» **Goal of the exercise**: Tally the lines that contain "Write" and report the total alone.

# start of Exercise materials

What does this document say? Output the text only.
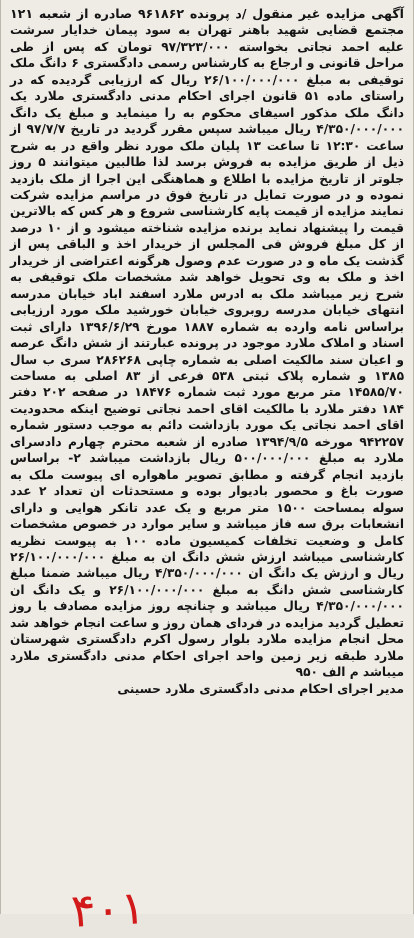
آگهی مزایده غیر منقول /د پرونده ۹۶۱۸۶۲ صادره از شعبه ۱۲۱ مجتمع قضایی شهید باهنر تهران به سود پیمان خدایار سرشت علیه احمد نجاتی بخواسته ۹۷/۳۲۳/۰۰۰ تومان که پس از طی مراحل قانونی و ارجاع به کارشناس رسمی دادگستری ۶ دانگ ملک توقیفی به مبلغ ۲۶/۱۰۰/۰۰۰/۰۰۰ ریال که ارزیابی گردیده که در راستای ماده ۵۱ قانون اجرای احکام مدنی دادگستری ملارد یک دانگ ملک مذکور اسیفای محکوم به را مینماید و مبلغ یک دانگ ۴/۳۵۰/۰۰۰/۰۰۰ ریال میباشد سپس مقرر گردید در تاریخ ۹۷/۷/۷ از ساعت ۱۲:۳۰ تا ساعت ۱۳ پلیان ملک مورد نظر واقع در به شرح ذیل از طریق مزایده به فروش برسد لذا طالبین میتوانند ۵ روز جلوتر از تاریخ مزایده با اطلاع و هماهنگی این اجرا از ملک بازدید نموده و در صورت تمایل در تاریخ فوق در مراسم مزایده شرکت نمایند مزایده از قیمت پایه کارشناسی شروع و هر کس که بالاترین قیمت را پیشنهاد نماید برنده مزایده شناخته میشود و از ۱۰ درصد از کل مبلغ فروش فی المجلس از خریدار اخذ و الباقی پس از گذشت یک ماه و در صورت عدم وصول هرگونه اعتراضی از خریدار اخذ و ملک به وی تحویل خواهد شد مشخصات ملک توقیفی به شرح زیر میباشد ملک به ادرس ملارد اسفند اباد خیابان مدرسه انتهای خیابان مدرسه روبروی خیابان خورشید ملک مورد ارزیابی براساس نامه وارده به شماره ۱۸۸۷ مورخ ۱۳۹۶/۶/۲۹ دارای ثبت اسناد و املاک ملارد موجود در پرونده عبارتند از شش دانگ عرصه و اعیان سند مالکیت اصلی به شماره چاپی ۲۸۶۲۶۸ سری ب سال ۱۳۸۵ و شماره پلاک ثبتی ۵۳۸ فرعی از ۸۳ اصلی به مساحت ۱۴۵۸۵/۷۰ متر مربع مورد ثبت شماره ۱۸۴۷۶ در صفحه ۲۰۲ دفتر ۱۸۴ دفتر ملارد با مالکیت اقای احمد نجاتی توضیح اینکه محدودیت اقای احمد نجاتی یک مورد بازداشت دائم به موجب دستور شماره ۹۴۲۲۵۷ مورخه ۱۳۹۴/۹/۵ صادره از شعبه محترم چهارم دادسرای ملارد به مبلغ ۵۰۰/۰۰۰/۰۰۰ ریال بازداشت میباشد ۲- براساس بازدید انجام گرفته و مطابق تصویر ماهواره ای پیوست ملک به صورت باغ و محصور بادیوار بوده و مستحدثات ان تعداد ۲ عدد سوله بمساحت ۱۵۰۰ متر مربع و یک عدد تانکر هوایی و دارای انشعابات برق سه فاز میباشد و سایر موارد در خصوص مشخصات کامل و وضعیت تخلفات کمیسیون ماده ۱۰۰ به پیوست نظریه کارشناسی میباشد ارزش شش دانگ ان به مبلغ ۲۶/۱۰۰/۰۰۰/۰۰۰ ریال و ارزش یک دانگ ان ۴/۳۵۰/۰۰۰/۰۰۰ ریال میباشد ضمنا مبلغ کارشناسی شش دانگ به مبلغ ۲۶/۱۰۰/۰۰۰/۰۰۰ و یک دانگ ان ۴/۳۵۰/۰۰۰/۰۰۰ ریال میباشد و چنانچه روز مزایده مصادف با روز تعطیل گردید مزایده در فردای همان روز و ساعت انجام خواهد شد محل انجام مزایده ملارد بلوار رسول اکرم دادگستری شهرستان ملارد طبقه زیر زمین واحد اجرای احکام مدنی دادگستری ملارد میباشد م الف ۹۵۰
مدیر اجرای احکام مدنی دادگستری ملارد حسینی
۴۰۱
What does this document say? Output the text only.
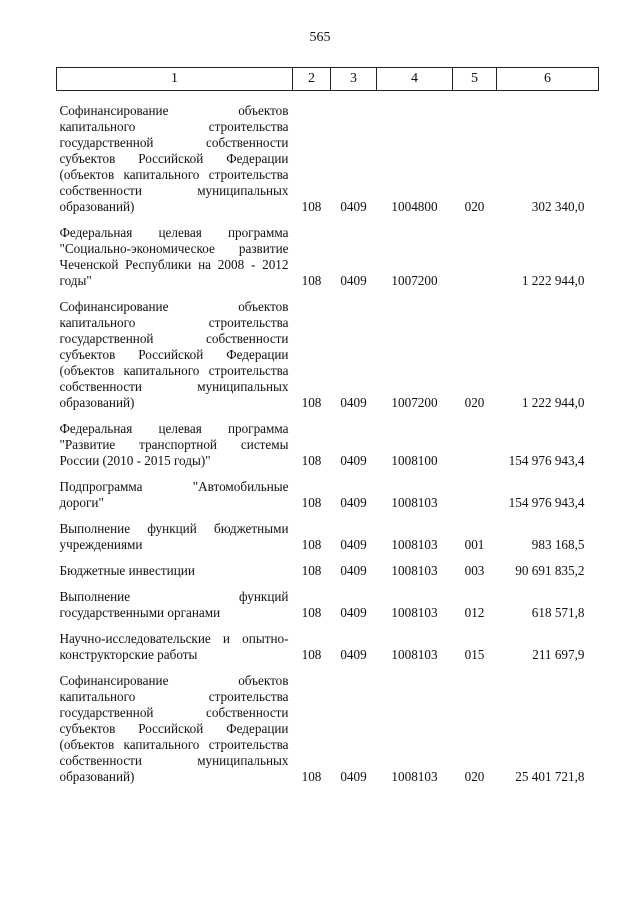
565
1	2	3	4	5	6

Софинансирование объектов капитального строительства государственной собственности субъектов Российской Федерации (объектов капитального строительства собственности муниципальных образований)	108	0409	1004800	020	302 340,0

Федеральная целевая программа "Социально-экономическое развитие Чеченской Республики на 2008 - 2012 годы"	108	0409	1007200		1 222 944,0

Софинансирование объектов капитального строительства государственной собственности субъектов Российской Федерации (объектов капитального строительства собственности муниципальных образований)	108	0409	1007200	020	1 222 944,0

Федеральная целевая программа "Развитие транспортной системы России (2010 - 2015 годы)"	108	0409	1008100		154 976 943,4

Подпрограмма "Автомобильные дороги"	108	0409	1008103		154 976 943,4

Выполнение функций бюджетными учреждениями	108	0409	1008103	001	983 168,5

Бюджетные инвестиции	108	0409	1008103	003	90 691 835,2

Выполнение функций государственными органами	108	0409	1008103	012	618 571,8

Научно-исследовательские и опытно-конструкторские работы	108	0409	1008103	015	211 697,9

Софинансирование объектов капитального строительства государственной собственности субъектов Российской Федерации (объектов капитального строительства собственности муниципальных образований)	108	0409	1008103	020	25 401 721,8
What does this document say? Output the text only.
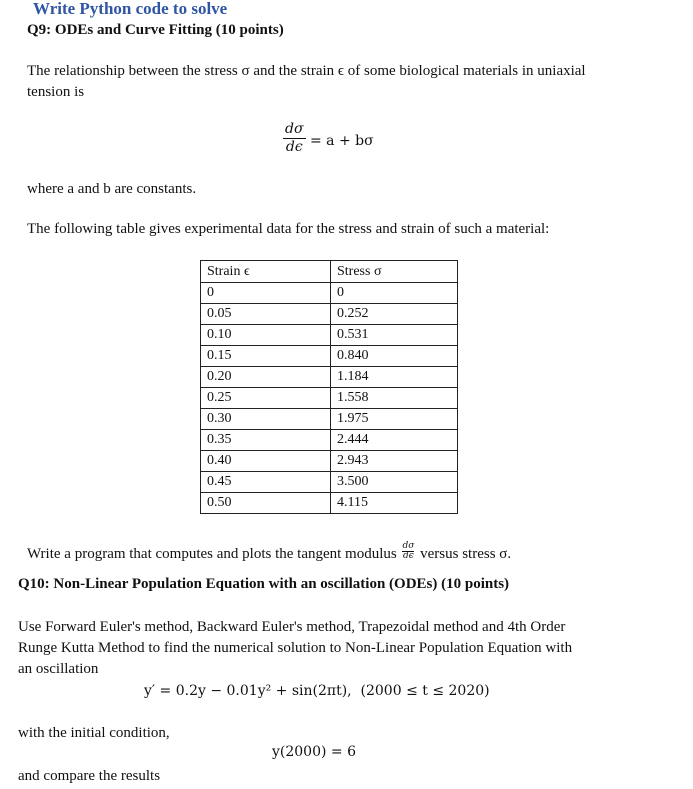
Write Python code to solve
Q9: ODEs and Curve Fitting (10 points)
The relationship between the stress σ and the strain ϵ of some biological materials in uniaxial
tension is
$\frac{d\sigma}{d\epsilon} = a + b\sigma$
where a and b are constants.
The following table gives experimental data for the stress and strain of such a material:
Strain ϵ	Stress σ
0	0
0.05	0.252
0.10	0.531
0.15	0.840
0.20	1.184
0.25	1.558
0.30	1.975
0.35	2.444
0.40	2.943
0.45	3.500
0.50	4.115
Write a program that computes and plots the tangent modulus $\frac{d\sigma}{d\epsilon}$ versus stress σ.
Q10: Non-Linear Population Equation with an oscillation (ODEs) (10 points)
Use Forward Euler's method, Backward Euler's method, Trapezoidal method and 4th Order
Runge Kutta Method to find the numerical solution to Non-Linear Population Equation with
an oscillation
y′ = 0.2y − 0.01y² + sin(2πt),  (2000 ≤ t ≤ 2020)
with the initial condition,
y(2000) = 6
and compare the results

# end of Exercise materials

» **Written reply**: 2